- To be done
1: Please reword the stretch of the interview excerpt from "Val Kapos: The" through "complement engineered approaches.", replacing "engineered" with "built" each time it occurs.
2: In the interview excerpt, what do communities use forest species as?
3: Pick up the interview excerpt after its final sentence and continue it.

- Document passage
One of them is that in impoverished locations, people tend to have a greater dependency on natural resources, a much closer relationship with the natural environment in the first place — which on the one hand increases their vulnerability to climate change, and on the other hand increases what they stand to gain from using ecosystem services, from having ecosystems managed in a way that delivers them more benefits in the context of climate change.

Val Kapos: The other reason we see it used in impoverished areas is, frankly, that a lot of ecosystem-based interventions are lower cost. They tend not to be as expensive as building big things with metal and concrete. So if you're thinking about coastal defense, for example, or flood control, it's actually a lot cheaper to manage flood plain ecosystems to help absorb floods than it is to build massive engineered flood control mechanisms. There's also quite a lot of work on putting those two things together, so using ecosystem-based approaches to complement engineered approaches.

The other thing that's really important is that when we use ecosystem-based approaches, for example, to manage flood, they often have multiple additional benefits. Using ecosystems to manage floods also often will deliver product that local people need, and this is particularly the case in the context of impoverished communities. Communities need firewood. They use forest species as what we sometimes call famine foods, so as backup foods: Even if they don't use wild food in their day-to-day diet, it's there as a buffer.

Forests or other ecosystems can be culturally really important. They can purify water as well as containing flooding. We often talk about ecosystem-based adaptation as delivering multiple benefits, and those multiple benefits on the whole are more immediately important to impoverished communities that depend very closely on natural resources. But those arguments stand across all economic ranges, I would argue.

Ariel Conn: Your description of the cost especially was really interesting. In the US, we're struggling to get politicians and communities to both recognize the importance of taking action and then also just taking action. And I would think that if we can present cheaper ways of trying to, say, minimize the impact of sea level rise, that communities even in the US would appreciate that. And then also, additionally, things like — my understanding is using concrete is actually one of the most — I don't know if it's energy intensive?

Val Kapos: It has a big carbon footprint. It has a huge carbon footprint. So that certainly adds to the cost writ large — not just dollar cost, but environmental cost — of some of those engineered approaches. I think actually you raising the carbon cost of concrete flags one of the multiple benefits that I should have mentioned and didn't, which is that most of the ways that we use ecosystems to help support adaptation also contribute significantly to climate change mitigation. They tend to take carbon out of the atmosphere.

- Dataset excerpt
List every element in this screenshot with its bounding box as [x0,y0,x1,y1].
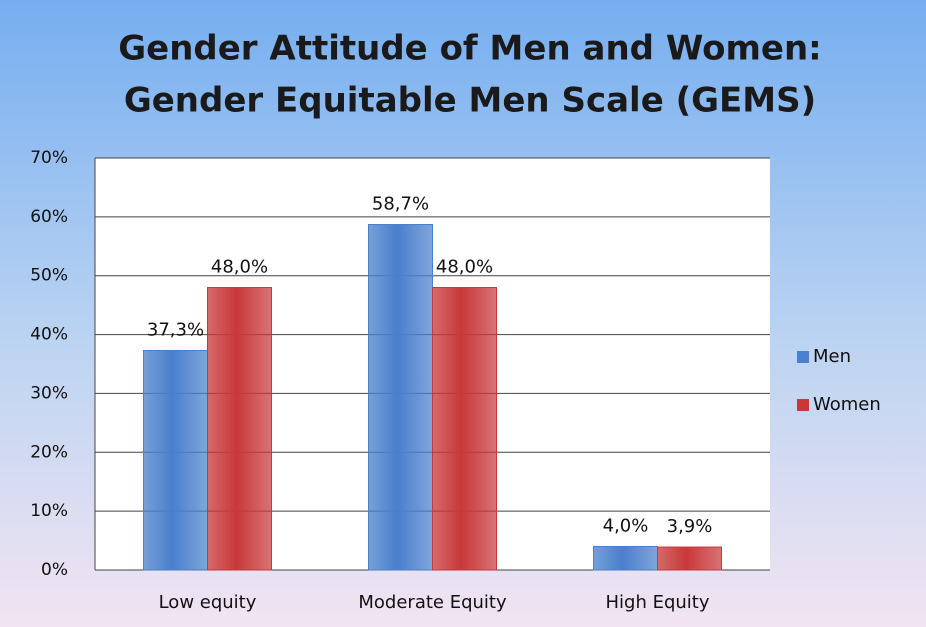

- Exercise results
1:
Val Kapos: The other reason we see it used in impoverished areas is, frankly, that a lot of ecosystem-based interventions are lower cost. They tend not to be as expensive as building big things with metal and concrete. So if you're thinking about coastal defense, for example, or flood control, it's actually a lot cheaper to manage flood plain ecosystems to help absorb floods than it is to build massive built flood control mechanisms. There's also quite a lot of work on putting those two things together, so using ecosystem-based approaches to complement built approaches.

2: As famine foods, meaning backup foods that serve as a buffer.

3:
So ecosystems, as you know, store carbon; Destroying ecosystems releases carbon; And restoring ecosystems locks up more carbon. Often when we use or manage ecosystems to provide adaptation benefits, they're also simultaneously delivering mitigation benefits. Not necessarily huge ones; Sometimes big ones. But that link between adaptation and mitigation, when you're talking about using ecosystem-based approaches, is really fundamental.

Ariel Conn: I have this question for you about how we can help communities embrace ecosystem-based adaptation. And when I wrote that, I was originally thinking of these more impoverished communities. But as we're talking, I guess my question now is how can we get all communities to embrace this more, and is there any reason that we wouldn't? Are there downsides?

Val Kapos: There's not much in the way of downsides. There are some risks, because we don't have as much evidence as we would like about the effectiveness of some ecosystem-based approaches for some levels of impact, and we know that, for example, restoring ecosystems can take time. So if you're concerned about hurricane vulnerability this year, certain things that you might do to restore salt marshes along the Gulf Coast that you would hope would reduce storm surge — they're not going to be finished this year, which is why I emphasized earlier the potential for combining approaches sometimes.

But I don't think there is any reason why you wouldn't want to see people assess ecosystem-based options any time they identify a need for climate change adaptation. And for me, that is one of the bits of holy grail that I'm chasing. Every time we identify an adaptation problem, we should be asking the question, "How much of this problem can we address by managing ecosystems," because that ecosystem management brings so many additional benefits.

Now I think part of the way that we get communities to embrace this, it's going to depend on the community. It's partly making those multiple benefits clear. It's making the linkages between that ecosystem management and a whole set of societal objectives, which might be clean water; It might be good mental health — there's really good evidence that, in cities, access to green space improve people's mental health.

There's a whole set of societal objectives that ecosystem-based approaches can contribute to. Making that contribution clear and explicit for different audiences is a big part of getting wider acceptance. Similarly, there are some challenges around mobilizing the technical understanding into the right places. So on the one hand, it's the communities and how interested are they — and in a city, you will always have groups which see the advantage of green spaces and other groups which think it's a waste of space and we should be doing things that are somehow commercially more exciting.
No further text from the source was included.